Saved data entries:
******************************

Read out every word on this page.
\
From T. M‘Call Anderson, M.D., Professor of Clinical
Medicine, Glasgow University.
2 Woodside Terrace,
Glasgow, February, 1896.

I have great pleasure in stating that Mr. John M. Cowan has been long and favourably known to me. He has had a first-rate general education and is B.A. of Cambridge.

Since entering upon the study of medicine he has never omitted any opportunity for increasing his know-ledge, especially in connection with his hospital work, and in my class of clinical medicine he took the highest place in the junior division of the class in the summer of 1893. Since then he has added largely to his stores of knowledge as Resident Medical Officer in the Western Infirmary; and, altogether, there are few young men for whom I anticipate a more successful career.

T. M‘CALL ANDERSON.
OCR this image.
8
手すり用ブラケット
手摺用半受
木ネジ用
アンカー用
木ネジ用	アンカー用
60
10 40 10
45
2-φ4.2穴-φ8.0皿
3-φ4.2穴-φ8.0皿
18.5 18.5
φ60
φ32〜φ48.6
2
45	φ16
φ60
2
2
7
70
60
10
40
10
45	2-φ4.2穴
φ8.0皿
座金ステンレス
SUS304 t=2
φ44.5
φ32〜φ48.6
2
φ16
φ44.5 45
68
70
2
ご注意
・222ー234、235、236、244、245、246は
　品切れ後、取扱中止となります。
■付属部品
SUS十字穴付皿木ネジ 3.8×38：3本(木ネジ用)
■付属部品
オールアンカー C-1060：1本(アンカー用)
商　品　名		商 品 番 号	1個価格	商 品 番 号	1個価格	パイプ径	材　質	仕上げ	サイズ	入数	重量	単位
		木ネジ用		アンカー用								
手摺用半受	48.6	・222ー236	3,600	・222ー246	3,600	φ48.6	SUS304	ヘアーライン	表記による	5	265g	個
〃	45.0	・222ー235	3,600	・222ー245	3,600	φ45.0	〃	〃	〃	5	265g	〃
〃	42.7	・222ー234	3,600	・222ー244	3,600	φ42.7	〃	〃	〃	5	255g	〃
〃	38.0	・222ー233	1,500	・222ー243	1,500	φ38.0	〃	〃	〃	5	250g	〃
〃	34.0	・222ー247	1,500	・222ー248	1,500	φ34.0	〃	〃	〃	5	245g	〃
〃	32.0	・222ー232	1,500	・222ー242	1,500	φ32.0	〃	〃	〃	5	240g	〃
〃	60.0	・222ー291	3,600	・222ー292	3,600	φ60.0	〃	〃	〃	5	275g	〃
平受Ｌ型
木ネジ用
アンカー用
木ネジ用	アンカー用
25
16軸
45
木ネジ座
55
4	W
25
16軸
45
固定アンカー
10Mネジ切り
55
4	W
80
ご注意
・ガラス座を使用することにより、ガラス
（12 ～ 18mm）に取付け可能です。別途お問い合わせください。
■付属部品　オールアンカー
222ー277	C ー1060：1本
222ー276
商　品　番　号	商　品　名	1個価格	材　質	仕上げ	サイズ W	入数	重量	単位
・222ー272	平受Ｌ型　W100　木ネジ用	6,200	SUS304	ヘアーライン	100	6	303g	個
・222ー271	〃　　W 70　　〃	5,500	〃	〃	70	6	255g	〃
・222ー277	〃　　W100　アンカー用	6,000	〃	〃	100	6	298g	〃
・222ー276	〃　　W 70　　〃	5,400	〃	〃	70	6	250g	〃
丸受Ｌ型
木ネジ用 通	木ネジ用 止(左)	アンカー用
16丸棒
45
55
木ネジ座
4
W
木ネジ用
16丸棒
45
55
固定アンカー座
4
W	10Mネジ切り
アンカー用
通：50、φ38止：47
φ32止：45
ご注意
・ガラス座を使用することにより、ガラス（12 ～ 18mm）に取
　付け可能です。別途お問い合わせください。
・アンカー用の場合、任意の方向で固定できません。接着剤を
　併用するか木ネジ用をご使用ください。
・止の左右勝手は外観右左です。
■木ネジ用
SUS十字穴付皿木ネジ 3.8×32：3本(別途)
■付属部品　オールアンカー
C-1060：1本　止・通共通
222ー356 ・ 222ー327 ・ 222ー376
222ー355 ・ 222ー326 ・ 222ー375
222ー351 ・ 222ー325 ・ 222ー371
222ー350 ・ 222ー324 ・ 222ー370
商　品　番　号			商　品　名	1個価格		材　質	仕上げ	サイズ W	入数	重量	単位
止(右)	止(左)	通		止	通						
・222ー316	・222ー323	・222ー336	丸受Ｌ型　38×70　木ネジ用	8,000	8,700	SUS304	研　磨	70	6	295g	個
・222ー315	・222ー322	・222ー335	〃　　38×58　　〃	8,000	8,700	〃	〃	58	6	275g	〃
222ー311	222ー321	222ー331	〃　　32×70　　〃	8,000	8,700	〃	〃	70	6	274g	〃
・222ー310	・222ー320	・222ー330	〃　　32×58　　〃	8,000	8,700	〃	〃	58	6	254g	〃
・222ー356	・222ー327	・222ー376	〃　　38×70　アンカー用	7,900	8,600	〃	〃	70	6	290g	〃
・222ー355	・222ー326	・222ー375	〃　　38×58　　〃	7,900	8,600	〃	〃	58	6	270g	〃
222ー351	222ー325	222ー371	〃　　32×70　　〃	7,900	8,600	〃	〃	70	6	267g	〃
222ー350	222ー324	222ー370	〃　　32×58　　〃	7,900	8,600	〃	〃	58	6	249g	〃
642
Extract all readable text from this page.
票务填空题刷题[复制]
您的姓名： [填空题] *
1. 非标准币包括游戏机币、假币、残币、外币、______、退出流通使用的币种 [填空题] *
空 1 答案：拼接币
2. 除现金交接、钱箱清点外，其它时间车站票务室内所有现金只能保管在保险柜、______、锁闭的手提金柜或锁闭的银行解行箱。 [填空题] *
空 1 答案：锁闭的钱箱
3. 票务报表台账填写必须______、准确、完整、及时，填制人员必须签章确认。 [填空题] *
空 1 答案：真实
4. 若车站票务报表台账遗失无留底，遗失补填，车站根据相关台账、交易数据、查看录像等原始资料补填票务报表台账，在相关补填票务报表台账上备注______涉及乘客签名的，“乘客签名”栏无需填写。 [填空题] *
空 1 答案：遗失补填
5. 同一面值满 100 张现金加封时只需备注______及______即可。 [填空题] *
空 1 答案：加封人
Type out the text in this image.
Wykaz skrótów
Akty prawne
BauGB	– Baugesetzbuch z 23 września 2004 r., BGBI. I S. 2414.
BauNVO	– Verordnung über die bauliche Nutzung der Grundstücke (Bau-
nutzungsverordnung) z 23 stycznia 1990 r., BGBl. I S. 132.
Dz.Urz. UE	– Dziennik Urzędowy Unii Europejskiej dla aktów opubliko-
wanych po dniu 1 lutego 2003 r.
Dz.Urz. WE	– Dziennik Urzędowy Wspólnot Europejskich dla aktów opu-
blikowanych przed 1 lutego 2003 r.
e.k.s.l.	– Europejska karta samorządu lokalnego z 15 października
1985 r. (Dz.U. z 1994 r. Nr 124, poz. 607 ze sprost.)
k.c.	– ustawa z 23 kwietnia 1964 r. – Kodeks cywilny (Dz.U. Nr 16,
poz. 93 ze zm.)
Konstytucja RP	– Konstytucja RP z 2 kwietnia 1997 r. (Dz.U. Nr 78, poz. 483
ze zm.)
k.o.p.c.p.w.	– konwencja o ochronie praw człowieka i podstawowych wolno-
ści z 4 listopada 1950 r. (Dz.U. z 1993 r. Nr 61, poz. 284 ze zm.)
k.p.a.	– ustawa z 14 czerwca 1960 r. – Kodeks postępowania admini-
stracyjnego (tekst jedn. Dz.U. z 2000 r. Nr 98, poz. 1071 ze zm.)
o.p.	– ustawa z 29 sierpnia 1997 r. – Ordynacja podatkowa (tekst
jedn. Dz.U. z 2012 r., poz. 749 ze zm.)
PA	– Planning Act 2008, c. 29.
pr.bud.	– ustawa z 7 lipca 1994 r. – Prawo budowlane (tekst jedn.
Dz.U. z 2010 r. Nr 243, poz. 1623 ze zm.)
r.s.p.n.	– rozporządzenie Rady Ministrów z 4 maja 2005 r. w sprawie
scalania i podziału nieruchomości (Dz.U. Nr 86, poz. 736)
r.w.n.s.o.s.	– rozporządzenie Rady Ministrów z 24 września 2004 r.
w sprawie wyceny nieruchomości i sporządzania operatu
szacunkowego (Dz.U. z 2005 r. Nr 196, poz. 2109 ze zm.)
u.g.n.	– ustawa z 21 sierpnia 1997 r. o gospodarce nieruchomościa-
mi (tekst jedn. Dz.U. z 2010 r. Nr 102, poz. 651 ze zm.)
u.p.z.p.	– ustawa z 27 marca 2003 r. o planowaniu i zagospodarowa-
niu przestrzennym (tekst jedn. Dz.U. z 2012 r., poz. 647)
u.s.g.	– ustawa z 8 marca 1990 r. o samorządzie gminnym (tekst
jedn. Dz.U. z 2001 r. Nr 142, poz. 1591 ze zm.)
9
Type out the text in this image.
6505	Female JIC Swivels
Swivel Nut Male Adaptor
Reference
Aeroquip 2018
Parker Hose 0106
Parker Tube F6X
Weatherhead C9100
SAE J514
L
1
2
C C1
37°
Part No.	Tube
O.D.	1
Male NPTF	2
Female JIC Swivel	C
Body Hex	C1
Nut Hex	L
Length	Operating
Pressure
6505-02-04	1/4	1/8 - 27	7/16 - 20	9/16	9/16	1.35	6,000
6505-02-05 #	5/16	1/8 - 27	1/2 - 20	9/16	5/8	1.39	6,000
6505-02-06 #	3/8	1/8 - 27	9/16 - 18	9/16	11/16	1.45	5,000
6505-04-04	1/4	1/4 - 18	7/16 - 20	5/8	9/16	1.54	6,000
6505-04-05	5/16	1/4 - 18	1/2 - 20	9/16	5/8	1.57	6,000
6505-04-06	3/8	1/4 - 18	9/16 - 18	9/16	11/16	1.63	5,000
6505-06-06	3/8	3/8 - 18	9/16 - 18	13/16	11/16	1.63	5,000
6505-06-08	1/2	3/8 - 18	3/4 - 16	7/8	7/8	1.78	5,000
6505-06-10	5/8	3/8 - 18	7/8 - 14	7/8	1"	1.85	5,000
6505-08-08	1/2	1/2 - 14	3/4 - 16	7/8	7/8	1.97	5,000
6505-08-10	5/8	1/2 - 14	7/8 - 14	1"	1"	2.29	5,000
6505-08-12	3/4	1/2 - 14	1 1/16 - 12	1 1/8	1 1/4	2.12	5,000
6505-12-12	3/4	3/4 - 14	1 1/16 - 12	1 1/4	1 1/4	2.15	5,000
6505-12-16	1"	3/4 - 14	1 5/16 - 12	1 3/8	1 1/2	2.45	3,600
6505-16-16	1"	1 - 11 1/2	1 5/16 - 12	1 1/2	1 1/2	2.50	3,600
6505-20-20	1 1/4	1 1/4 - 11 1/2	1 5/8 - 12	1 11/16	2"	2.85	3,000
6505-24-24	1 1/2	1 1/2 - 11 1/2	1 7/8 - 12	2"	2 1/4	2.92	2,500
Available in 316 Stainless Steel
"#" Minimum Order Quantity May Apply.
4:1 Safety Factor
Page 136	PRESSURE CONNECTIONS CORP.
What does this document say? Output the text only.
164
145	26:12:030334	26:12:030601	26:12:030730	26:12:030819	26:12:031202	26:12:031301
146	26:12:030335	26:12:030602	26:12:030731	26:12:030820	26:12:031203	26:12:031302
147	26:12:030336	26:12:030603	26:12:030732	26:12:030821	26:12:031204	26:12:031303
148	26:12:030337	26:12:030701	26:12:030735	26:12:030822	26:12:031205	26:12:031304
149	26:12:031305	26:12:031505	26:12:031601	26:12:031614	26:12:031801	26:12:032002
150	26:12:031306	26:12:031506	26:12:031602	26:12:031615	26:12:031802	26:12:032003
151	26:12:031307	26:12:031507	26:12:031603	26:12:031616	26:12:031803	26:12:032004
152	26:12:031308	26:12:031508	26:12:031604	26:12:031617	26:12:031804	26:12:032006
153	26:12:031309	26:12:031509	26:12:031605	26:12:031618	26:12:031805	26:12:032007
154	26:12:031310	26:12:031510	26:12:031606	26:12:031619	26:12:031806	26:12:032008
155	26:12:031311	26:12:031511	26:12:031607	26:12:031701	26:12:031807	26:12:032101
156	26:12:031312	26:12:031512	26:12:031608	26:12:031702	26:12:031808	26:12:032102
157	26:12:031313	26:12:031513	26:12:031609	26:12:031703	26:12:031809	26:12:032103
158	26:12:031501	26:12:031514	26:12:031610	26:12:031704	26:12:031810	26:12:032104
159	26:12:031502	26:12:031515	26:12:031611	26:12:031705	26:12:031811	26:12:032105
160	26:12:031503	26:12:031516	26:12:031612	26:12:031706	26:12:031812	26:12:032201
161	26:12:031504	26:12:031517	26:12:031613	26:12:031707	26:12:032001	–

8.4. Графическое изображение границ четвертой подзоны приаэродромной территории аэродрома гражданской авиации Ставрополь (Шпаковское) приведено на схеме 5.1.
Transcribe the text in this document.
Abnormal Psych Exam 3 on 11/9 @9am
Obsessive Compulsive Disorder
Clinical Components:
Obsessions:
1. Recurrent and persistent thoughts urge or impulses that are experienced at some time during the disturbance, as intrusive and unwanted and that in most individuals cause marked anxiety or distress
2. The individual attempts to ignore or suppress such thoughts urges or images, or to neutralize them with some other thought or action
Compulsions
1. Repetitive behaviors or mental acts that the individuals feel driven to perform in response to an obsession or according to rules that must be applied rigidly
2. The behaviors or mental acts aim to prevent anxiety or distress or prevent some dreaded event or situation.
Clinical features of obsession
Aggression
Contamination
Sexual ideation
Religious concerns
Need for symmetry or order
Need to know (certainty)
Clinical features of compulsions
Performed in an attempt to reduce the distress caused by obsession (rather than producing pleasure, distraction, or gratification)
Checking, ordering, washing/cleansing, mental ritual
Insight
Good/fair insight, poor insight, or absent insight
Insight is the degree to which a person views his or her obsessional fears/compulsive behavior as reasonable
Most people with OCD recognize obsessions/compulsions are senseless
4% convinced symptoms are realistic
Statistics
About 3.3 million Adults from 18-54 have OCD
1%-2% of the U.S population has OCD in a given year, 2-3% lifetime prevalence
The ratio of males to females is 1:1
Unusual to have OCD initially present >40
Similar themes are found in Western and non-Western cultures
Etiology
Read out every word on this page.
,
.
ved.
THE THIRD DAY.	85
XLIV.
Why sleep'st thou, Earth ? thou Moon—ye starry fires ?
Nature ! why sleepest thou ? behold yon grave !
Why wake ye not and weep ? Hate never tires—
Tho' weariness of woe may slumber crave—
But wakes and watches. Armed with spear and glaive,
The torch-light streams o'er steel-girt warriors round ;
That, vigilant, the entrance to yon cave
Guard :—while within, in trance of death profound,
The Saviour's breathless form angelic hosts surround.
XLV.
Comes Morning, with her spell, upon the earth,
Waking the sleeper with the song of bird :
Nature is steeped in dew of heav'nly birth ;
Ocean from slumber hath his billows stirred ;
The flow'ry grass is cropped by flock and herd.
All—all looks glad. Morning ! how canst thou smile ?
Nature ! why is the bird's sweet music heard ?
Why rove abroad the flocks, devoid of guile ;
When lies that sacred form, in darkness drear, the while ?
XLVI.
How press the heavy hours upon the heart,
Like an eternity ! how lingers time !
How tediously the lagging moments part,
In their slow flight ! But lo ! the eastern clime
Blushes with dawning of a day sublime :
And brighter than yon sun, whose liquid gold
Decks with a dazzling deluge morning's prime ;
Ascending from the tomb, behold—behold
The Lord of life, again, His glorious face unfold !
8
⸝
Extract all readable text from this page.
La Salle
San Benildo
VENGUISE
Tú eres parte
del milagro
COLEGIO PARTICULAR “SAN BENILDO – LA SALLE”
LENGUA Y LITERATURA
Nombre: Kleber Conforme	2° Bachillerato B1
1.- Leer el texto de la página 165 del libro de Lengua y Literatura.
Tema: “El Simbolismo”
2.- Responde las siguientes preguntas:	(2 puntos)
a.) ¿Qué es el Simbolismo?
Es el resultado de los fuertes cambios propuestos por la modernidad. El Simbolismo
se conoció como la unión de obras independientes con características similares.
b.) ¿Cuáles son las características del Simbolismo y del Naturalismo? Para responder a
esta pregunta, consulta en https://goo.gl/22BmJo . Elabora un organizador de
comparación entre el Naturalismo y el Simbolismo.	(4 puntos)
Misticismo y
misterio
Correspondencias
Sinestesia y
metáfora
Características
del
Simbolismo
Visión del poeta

******************************

Copy out every line holding the string "have".

- RESPONSE TO THIS EXERCISE -
I have great pleasure in stating that Mr. John M. Cowan has been long and favourably known to me. He has had a first-rate general education and is B.A. of Cambridge.
About 3.3 million Adults from 18-54 have OCD
Unusual to have OCD initially present >40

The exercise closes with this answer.